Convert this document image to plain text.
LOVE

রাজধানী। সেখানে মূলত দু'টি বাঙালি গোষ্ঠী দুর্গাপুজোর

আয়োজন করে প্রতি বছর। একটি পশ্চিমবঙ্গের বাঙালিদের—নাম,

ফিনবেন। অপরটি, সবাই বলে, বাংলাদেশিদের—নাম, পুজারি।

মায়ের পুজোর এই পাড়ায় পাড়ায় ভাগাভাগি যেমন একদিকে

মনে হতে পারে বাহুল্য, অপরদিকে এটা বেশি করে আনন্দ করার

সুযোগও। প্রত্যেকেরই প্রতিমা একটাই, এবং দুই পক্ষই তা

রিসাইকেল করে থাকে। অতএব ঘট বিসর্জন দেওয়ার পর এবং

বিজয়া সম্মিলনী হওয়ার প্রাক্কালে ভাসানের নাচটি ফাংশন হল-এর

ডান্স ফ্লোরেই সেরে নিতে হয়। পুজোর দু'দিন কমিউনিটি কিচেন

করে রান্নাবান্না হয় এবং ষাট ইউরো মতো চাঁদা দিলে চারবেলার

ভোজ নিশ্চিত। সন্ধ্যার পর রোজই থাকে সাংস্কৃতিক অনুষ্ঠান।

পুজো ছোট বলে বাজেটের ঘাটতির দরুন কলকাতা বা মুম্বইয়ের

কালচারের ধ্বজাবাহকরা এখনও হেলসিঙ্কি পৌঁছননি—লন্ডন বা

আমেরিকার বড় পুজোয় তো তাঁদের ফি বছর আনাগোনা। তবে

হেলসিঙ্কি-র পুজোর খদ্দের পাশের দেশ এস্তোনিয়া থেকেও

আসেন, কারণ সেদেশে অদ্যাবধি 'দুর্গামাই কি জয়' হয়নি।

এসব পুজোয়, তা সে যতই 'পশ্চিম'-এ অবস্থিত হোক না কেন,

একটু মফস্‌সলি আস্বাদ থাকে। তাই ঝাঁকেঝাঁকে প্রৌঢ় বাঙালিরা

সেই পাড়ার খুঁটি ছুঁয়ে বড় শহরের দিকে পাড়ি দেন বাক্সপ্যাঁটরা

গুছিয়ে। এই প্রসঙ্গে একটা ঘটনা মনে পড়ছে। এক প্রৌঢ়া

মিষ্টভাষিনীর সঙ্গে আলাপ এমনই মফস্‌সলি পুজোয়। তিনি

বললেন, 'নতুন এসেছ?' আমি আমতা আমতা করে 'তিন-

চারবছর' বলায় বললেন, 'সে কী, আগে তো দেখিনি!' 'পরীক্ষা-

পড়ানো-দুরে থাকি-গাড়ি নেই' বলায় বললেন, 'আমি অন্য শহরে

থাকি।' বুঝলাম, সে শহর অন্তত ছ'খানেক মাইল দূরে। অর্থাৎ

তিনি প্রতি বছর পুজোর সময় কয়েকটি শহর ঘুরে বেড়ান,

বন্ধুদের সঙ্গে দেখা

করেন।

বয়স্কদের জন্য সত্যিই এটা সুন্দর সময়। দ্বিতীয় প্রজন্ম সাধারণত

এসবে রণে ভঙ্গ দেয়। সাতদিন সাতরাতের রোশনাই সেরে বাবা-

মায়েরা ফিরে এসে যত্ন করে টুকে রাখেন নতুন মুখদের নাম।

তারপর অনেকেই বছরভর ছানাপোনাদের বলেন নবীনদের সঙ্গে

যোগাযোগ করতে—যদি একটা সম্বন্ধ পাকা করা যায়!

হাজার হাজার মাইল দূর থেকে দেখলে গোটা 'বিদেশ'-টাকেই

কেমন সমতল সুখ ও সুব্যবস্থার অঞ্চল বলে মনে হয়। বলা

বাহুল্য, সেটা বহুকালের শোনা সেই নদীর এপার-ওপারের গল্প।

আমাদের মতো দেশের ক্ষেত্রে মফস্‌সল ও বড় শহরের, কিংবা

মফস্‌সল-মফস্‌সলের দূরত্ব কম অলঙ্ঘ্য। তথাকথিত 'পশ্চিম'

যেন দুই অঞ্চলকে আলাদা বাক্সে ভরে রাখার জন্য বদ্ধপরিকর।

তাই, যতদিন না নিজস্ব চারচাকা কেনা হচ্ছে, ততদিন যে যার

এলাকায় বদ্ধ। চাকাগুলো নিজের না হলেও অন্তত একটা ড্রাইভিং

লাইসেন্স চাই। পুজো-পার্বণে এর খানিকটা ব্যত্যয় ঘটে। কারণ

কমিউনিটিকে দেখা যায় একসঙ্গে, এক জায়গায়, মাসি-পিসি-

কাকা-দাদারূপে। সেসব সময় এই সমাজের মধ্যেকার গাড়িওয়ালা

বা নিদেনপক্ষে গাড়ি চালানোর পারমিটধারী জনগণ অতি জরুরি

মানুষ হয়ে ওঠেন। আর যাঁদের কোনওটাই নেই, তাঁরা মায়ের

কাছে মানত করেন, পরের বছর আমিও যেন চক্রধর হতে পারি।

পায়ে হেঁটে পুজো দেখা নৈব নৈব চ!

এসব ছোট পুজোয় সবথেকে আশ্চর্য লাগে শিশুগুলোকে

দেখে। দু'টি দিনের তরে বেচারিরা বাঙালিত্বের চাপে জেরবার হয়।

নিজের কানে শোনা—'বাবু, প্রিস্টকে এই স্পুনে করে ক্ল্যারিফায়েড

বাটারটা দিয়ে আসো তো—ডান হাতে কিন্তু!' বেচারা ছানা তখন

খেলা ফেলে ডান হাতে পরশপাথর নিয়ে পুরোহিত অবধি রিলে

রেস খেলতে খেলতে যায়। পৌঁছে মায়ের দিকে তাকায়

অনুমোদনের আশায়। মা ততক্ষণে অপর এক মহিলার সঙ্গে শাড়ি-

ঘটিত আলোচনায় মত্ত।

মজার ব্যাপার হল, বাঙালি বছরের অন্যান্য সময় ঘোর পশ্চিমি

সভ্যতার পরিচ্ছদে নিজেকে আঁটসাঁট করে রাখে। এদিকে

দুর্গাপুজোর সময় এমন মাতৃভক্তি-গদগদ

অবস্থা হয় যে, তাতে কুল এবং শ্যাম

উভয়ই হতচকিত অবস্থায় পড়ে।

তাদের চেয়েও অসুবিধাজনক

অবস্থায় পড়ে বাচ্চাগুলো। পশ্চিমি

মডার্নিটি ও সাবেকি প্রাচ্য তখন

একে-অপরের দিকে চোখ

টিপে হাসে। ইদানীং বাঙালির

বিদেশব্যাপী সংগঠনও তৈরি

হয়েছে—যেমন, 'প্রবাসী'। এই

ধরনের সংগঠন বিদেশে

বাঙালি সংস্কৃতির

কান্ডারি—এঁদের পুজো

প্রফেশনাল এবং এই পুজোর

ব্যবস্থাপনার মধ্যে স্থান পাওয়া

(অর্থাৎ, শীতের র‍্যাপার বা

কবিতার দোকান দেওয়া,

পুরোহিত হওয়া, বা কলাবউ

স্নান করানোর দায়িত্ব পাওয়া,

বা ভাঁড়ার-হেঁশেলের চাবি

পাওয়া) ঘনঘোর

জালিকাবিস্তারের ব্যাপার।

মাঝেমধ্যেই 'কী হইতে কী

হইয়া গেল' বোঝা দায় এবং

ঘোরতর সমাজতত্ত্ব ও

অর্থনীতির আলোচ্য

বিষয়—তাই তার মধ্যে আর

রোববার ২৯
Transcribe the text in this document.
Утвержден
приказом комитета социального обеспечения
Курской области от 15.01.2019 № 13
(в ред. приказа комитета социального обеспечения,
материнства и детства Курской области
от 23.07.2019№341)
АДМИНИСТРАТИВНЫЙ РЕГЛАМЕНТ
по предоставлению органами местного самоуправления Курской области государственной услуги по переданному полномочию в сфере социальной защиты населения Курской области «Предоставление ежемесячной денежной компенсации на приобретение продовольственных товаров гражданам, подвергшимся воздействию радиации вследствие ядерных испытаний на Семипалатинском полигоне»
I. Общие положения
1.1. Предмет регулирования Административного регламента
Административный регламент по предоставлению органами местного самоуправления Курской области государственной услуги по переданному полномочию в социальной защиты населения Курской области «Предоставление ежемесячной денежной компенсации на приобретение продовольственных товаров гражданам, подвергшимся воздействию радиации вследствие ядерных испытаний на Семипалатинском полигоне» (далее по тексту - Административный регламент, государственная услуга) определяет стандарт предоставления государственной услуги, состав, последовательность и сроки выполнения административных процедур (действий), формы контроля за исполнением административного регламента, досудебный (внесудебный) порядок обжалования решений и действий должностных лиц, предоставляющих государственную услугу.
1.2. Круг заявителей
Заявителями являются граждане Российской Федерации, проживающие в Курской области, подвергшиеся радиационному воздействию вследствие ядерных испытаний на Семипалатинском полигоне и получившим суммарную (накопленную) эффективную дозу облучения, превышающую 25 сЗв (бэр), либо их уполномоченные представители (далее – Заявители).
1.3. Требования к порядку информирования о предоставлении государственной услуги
---*---
- _WHAT THE TASK REQUIRES_
Search the lines above for the string "text", then show every one that has it.

- _EXPECTED OUTPUT_
Convert this document image to plain text.
Transcribe the text in this document.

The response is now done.